• [Job]: Below is some material; set it all down exactly, apart from the pictures.

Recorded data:
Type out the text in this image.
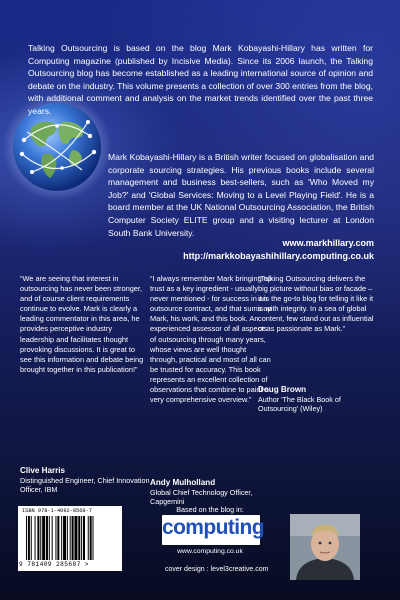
Talking Outsourcing is based on the blog Mark Kobayashi-Hillary has written for Computing magazine (published by Incisive Media). Since its 2006 launch, the Talking Outsourcing blog has become established as a leading international source of opinion and debate on the industry. This volume presents a collection of over 300 entries from the blog, with additional comment and analysis on the market trends identified over the past three years.

Mark Kobayashi-Hillary is a British writer focused on globalisation and corporate sourcing strategies. His previous books include several management and business best-sellers, such as 'Who Moved my Job?' and 'Global Services: Moving to a Level Playing Field'. He is a board member at the UK National Outsourcing Association, the British Computer Society ELITE group and a visiting lecturer at London South Bank University.

www.markhillary.com
http://markkobayashihillary.computing.co.uk

“We are seeing that interest in outsourcing has never been stronger, and of course client requirements continue to evolve. Mark is clearly a leading commentator in this area, he provides perceptive industry leadership and facilitates thought provoking discussions. It is great to see this information and debate being brought together in this publication!”

“I always remember Mark bringing up trust as a key ingredient - usually never mentioned - for success in an outsource contract, and that sums up Mark, his work, and this book. An experienced assessor of all aspects of outsourcing through many years, whose views are well thought through, practical and most of all can be trusted for accuracy. This book represents an excellent collection of observations that combine to paint a very comprehensive overview.”

“Talking Outsourcing delivers the big picture without bias or facade – it is the go-to blog for telling it like it is with integrity. In a sea of global content, few stand out as influential or as passionate as Mark.”

Clive Harris
Distinguished Engineer, Chief Innovation Officer, IBM
Andy Mulholland
Global Chief Technology Officer, Capgemini
Doug Brown
Author 'The Black Book of Outsourcing' (Wiley)
ISBN 978-1-4092-8568-7
9 781409 285687 >
Based on the blog in:
computing
www.computing.co.uk
cover design : level3creative.com
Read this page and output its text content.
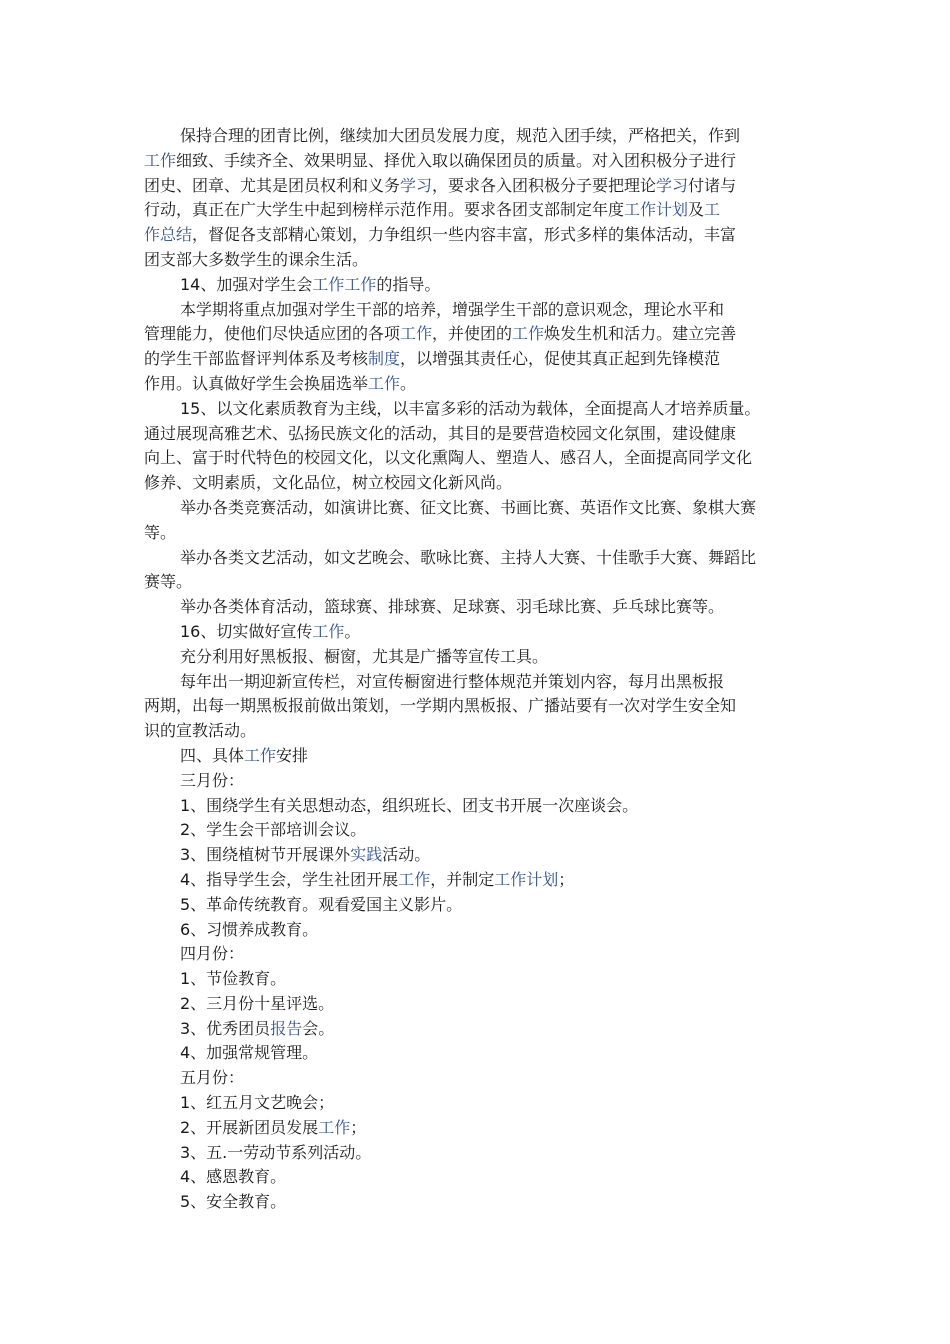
保持合理的团青比例，继续加大团员发展力度，规范入团手续，严格把关，作到
工作细致、手续齐全、效果明显、择优入取以确保团员的质量。对入团积极分子进行
团史、团章、尤其是团员权利和义务学习，要求各入团积极分子要把理论学习付诸与
行动，真正在广大学生中起到榜样示范作用。要求各团支部制定年度工作计划及工
作总结，督促各支部精心策划，力争组织一些内容丰富，形式多样的集体活动，丰富
团支部大多数学生的课余生活。
14、加强对学生会工作工作的指导。
本学期将重点加强对学生干部的培养，增强学生干部的意识观念，理论水平和
管理能力，使他们尽快适应团的各项工作，并使团的工作焕发生机和活力。建立完善
的学生干部监督评判体系及考核制度，以增强其责任心，促使其真正起到先锋模范
作用。认真做好学生会换届选举工作。
15、以文化素质教育为主线，以丰富多彩的活动为载体，全面提高人才培养质量。
通过展现高雅艺术、弘扬民族文化的活动，其目的是要营造校园文化氛围，建设健康
向上、富于时代特色的校园文化，以文化熏陶人、塑造人、感召人，全面提高同学文化
修养、文明素质，文化品位，树立校园文化新风尚。
举办各类竞赛活动，如演讲比赛、征文比赛、书画比赛、英语作文比赛、象棋大赛
等。
举办各类文艺活动，如文艺晚会、歌咏比赛、主持人大赛、十佳歌手大赛、舞蹈比
赛等。
举办各类体育活动，篮球赛、排球赛、足球赛、羽毛球比赛、乒乓球比赛等。
16、切实做好宣传工作。
充分利用好黑板报、橱窗，尤其是广播等宣传工具。
每年出一期迎新宣传栏，对宣传橱窗进行整体规范并策划内容，每月出黑板报
两期，出每一期黑板报前做出策划，一学期内黑板报、广播站要有一次对学生安全知
识的宣教活动。
四、具体工作安排
三月份：
1、围绕学生有关思想动态，组织班长、团支书开展一次座谈会。
2、学生会干部培训会议。
3、围绕植树节开展课外实践活动。
4、指导学生会，学生社团开展工作，并制定工作计划；
5、革命传统教育。观看爱国主义影片。
6、习惯养成教育。
四月份：
1、节俭教育。
2、三月份十星评选。
3、优秀团员报告会。
4、加强常规管理。
五月份：
1、红五月文艺晚会；
2、开展新团员发展工作；
3、五.一劳动节系列活动。
4、感恩教育。
5、安全教育。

• [Reply]:
Type out the text in this image.
Talking Outsourcing is based on the blog Mark Kobayashi-Hillary has written for Computing magazine (published by Incisive Media). Since its 2006 launch, the Talking Outsourcing blog has become established as a leading international source of opinion and debate on the industry. This volume presents a collection of over 300 entries from the blog, with additional comment and analysis on the market trends identified over the past three years.

Mark Kobayashi-Hillary is a British writer focused on globalisation and corporate sourcing strategies. His previous books include several management and business best-sellers, such as 'Who Moved my Job?' and 'Global Services: Moving to a Level Playing Field'. He is a board member at the UK National Outsourcing Association, the British Computer Society ELITE group and a visiting lecturer at London South Bank University.

www.markhillary.com
http://markkobayashihillary.computing.co.uk

“We are seeing that interest in outsourcing has never been stronger, and of course client requirements continue to evolve. Mark is clearly a leading commentator in this area, he provides perceptive industry leadership and facilitates thought provoking discussions. It is great to see this information and debate being brought together in this publication!”

“I always remember Mark bringing up trust as a key ingredient - usually never mentioned - for success in an outsource contract, and that sums up Mark, his work, and this book. An experienced assessor of all aspects of outsourcing through many years, whose views are well thought through, practical and most of all can be trusted for accuracy. This book represents an excellent collection of observations that combine to paint a very comprehensive overview.”

“Talking Outsourcing delivers the big picture without bias or facade – it is the go-to blog for telling it like it is with integrity. In a sea of global content, few stand out as influential or as passionate as Mark.”

Clive Harris
Distinguished Engineer, Chief Innovation Officer, IBM
Andy Mulholland
Global Chief Technology Officer, Capgemini
Doug Brown
Author 'The Black Book of Outsourcing' (Wiley)
ISBN 978-1-4092-8568-7
9 781409 285687 >
Based on the blog in:
computing
www.computing.co.uk
cover design : level3creative.com
Read this page and output its text content.
保持合理的团青比例，继续加大团员发展力度，规范入团手续，严格把关，作到
工作细致、手续齐全、效果明显、择优入取以确保团员的质量。对入团积极分子进行
团史、团章、尤其是团员权利和义务学习，要求各入团积极分子要把理论学习付诸与
行动，真正在广大学生中起到榜样示范作用。要求各团支部制定年度工作计划及工
作总结，督促各支部精心策划，力争组织一些内容丰富，形式多样的集体活动，丰富
团支部大多数学生的课余生活。
14、加强对学生会工作工作的指导。
本学期将重点加强对学生干部的培养，增强学生干部的意识观念，理论水平和
管理能力，使他们尽快适应团的各项工作，并使团的工作焕发生机和活力。建立完善
的学生干部监督评判体系及考核制度，以增强其责任心，促使其真正起到先锋模范
作用。认真做好学生会换届选举工作。
15、以文化素质教育为主线，以丰富多彩的活动为载体，全面提高人才培养质量。
通过展现高雅艺术、弘扬民族文化的活动，其目的是要营造校园文化氛围，建设健康
向上、富于时代特色的校园文化，以文化熏陶人、塑造人、感召人，全面提高同学文化
修养、文明素质，文化品位，树立校园文化新风尚。
举办各类竞赛活动，如演讲比赛、征文比赛、书画比赛、英语作文比赛、象棋大赛
等。
举办各类文艺活动，如文艺晚会、歌咏比赛、主持人大赛、十佳歌手大赛、舞蹈比
赛等。
举办各类体育活动，篮球赛、排球赛、足球赛、羽毛球比赛、乒乓球比赛等。
16、切实做好宣传工作。
充分利用好黑板报、橱窗，尤其是广播等宣传工具。
每年出一期迎新宣传栏，对宣传橱窗进行整体规范并策划内容，每月出黑板报
两期，出每一期黑板报前做出策划，一学期内黑板报、广播站要有一次对学生安全知
识的宣教活动。
四、具体工作安排
三月份：
1、围绕学生有关思想动态，组织班长、团支书开展一次座谈会。
2、学生会干部培训会议。
3、围绕植树节开展课外实践活动。
4、指导学生会，学生社团开展工作，并制定工作计划；
5、革命传统教育。观看爱国主义影片。
6、习惯养成教育。
四月份：
1、节俭教育。
2、三月份十星评选。
3、优秀团员报告会。
4、加强常规管理。
五月份：
1、红五月文艺晚会；
2、开展新团员发展工作；
3、五.一劳动节系列活动。
4、感恩教育。
5、安全教育。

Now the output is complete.